**Task to complete**
Return each line holding the string "page".

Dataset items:
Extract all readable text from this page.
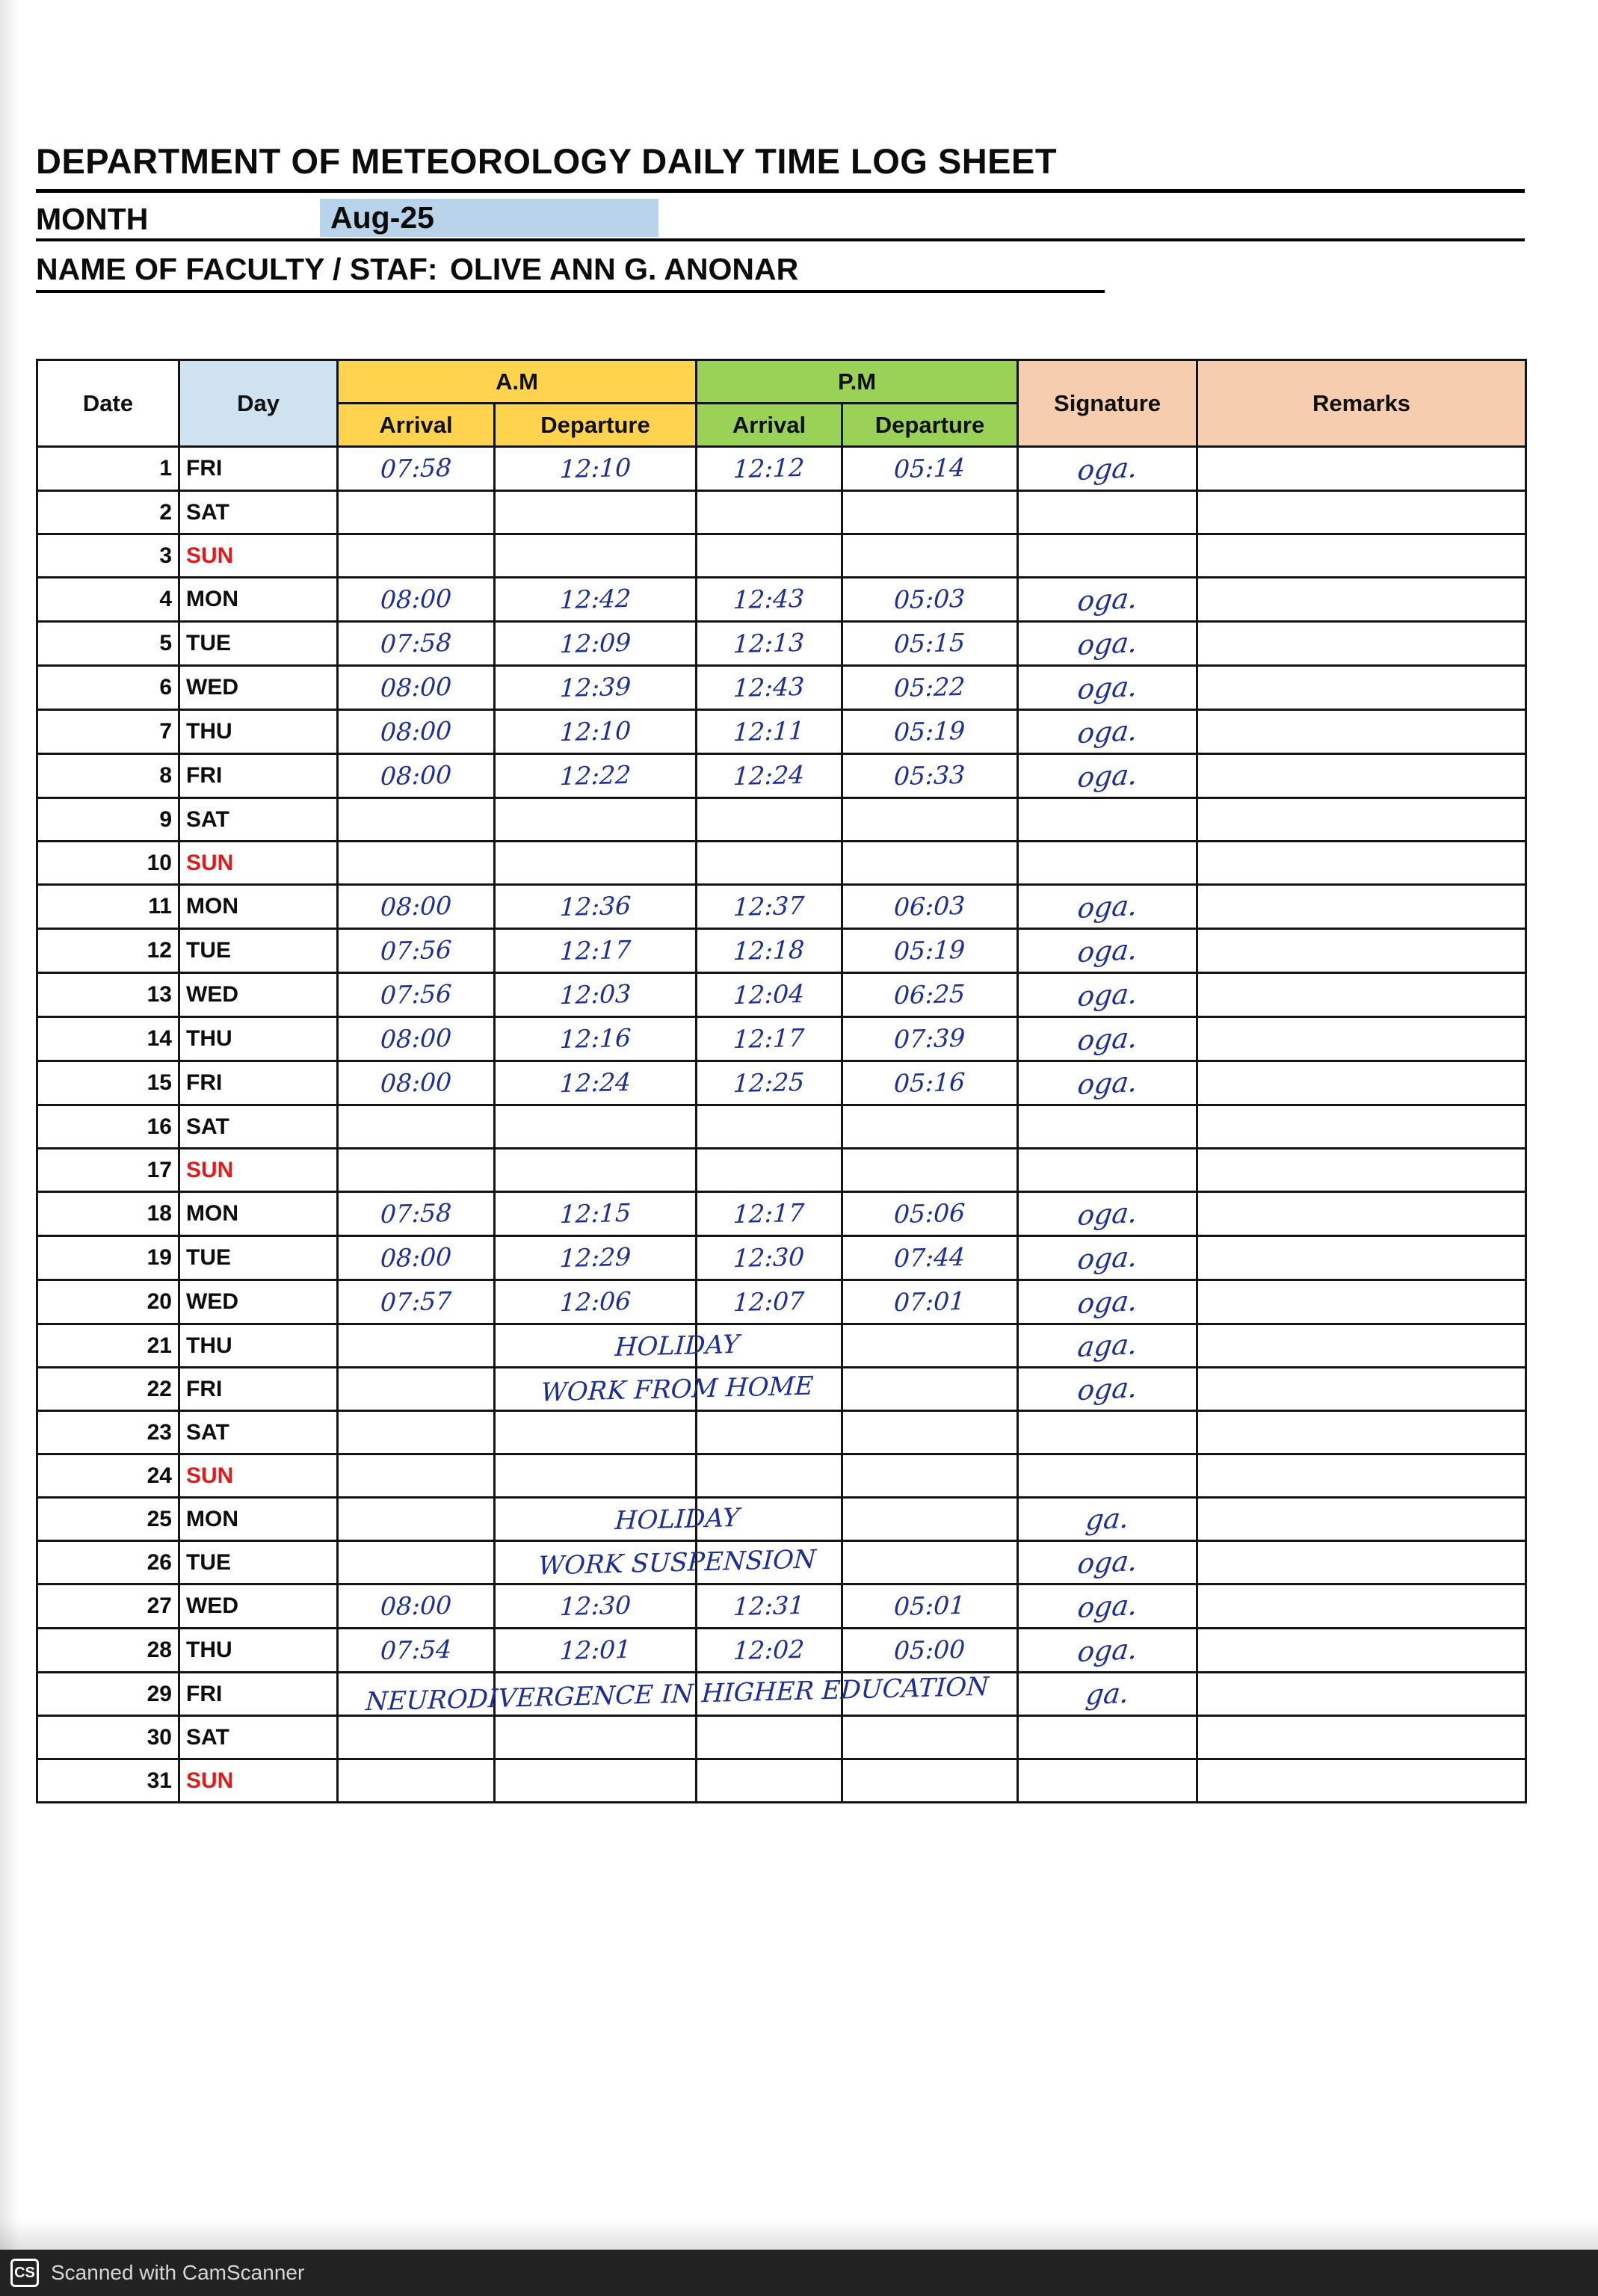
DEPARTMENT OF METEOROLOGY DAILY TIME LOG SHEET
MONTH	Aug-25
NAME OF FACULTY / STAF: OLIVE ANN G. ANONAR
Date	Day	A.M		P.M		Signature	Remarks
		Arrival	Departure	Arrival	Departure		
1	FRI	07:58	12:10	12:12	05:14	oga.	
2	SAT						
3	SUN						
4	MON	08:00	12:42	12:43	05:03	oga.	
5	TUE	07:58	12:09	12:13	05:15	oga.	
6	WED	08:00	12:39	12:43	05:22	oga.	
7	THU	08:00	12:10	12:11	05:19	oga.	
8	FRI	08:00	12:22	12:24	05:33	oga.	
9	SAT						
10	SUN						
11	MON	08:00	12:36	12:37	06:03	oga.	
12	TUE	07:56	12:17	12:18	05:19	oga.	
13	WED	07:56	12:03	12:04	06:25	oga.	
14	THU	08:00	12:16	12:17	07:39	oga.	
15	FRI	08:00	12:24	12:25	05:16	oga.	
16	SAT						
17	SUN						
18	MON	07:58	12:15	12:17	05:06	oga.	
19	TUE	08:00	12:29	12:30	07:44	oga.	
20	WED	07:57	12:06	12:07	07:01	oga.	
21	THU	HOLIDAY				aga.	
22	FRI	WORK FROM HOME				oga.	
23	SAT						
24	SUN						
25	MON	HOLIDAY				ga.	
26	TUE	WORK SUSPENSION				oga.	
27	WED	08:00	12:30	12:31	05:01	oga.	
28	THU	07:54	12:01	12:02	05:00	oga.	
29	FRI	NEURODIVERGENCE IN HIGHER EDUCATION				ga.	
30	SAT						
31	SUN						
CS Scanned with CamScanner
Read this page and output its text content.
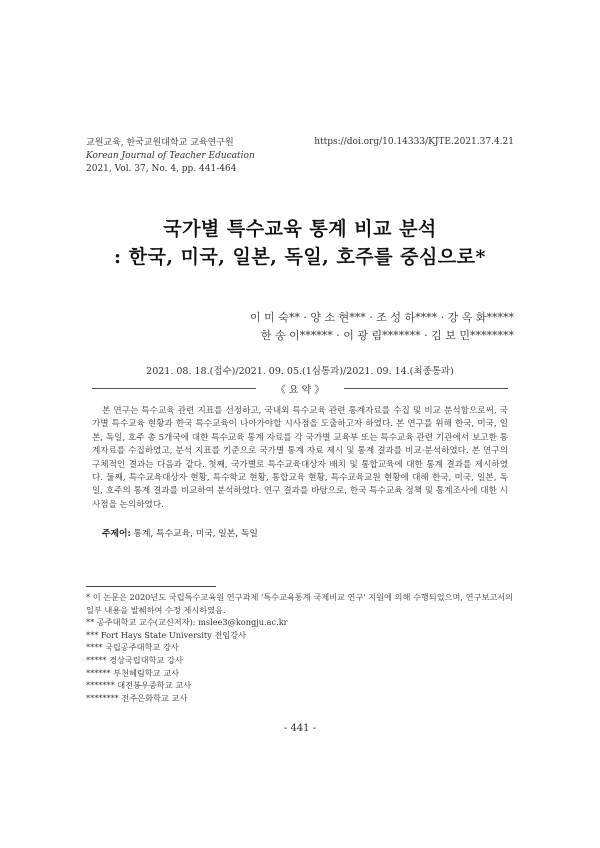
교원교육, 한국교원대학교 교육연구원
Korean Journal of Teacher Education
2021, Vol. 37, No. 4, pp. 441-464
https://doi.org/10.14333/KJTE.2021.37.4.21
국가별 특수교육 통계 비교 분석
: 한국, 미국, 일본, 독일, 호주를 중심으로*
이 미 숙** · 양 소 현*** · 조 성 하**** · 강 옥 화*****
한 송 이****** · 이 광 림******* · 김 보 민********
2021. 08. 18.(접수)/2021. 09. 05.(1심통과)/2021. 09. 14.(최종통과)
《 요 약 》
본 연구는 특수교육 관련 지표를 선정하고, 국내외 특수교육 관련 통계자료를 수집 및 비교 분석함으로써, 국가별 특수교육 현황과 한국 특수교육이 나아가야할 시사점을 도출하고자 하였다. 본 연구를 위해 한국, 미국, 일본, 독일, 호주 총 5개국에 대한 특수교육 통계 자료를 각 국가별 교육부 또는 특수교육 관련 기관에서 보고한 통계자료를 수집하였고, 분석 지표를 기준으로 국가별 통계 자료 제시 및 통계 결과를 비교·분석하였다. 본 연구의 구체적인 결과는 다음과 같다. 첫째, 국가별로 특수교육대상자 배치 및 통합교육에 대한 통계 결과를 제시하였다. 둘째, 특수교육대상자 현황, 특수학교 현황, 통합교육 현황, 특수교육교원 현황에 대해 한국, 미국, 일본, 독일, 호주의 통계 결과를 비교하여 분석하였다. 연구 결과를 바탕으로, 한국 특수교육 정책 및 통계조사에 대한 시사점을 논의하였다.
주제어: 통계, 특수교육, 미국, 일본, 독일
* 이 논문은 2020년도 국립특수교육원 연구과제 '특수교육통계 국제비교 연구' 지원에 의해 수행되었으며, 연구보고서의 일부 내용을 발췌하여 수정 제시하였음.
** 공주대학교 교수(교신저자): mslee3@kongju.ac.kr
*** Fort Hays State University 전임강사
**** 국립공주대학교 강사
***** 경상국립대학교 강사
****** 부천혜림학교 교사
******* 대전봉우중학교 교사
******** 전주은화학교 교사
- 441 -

**Result below**
Extract all readable text from this page.
Read this page and output its text content.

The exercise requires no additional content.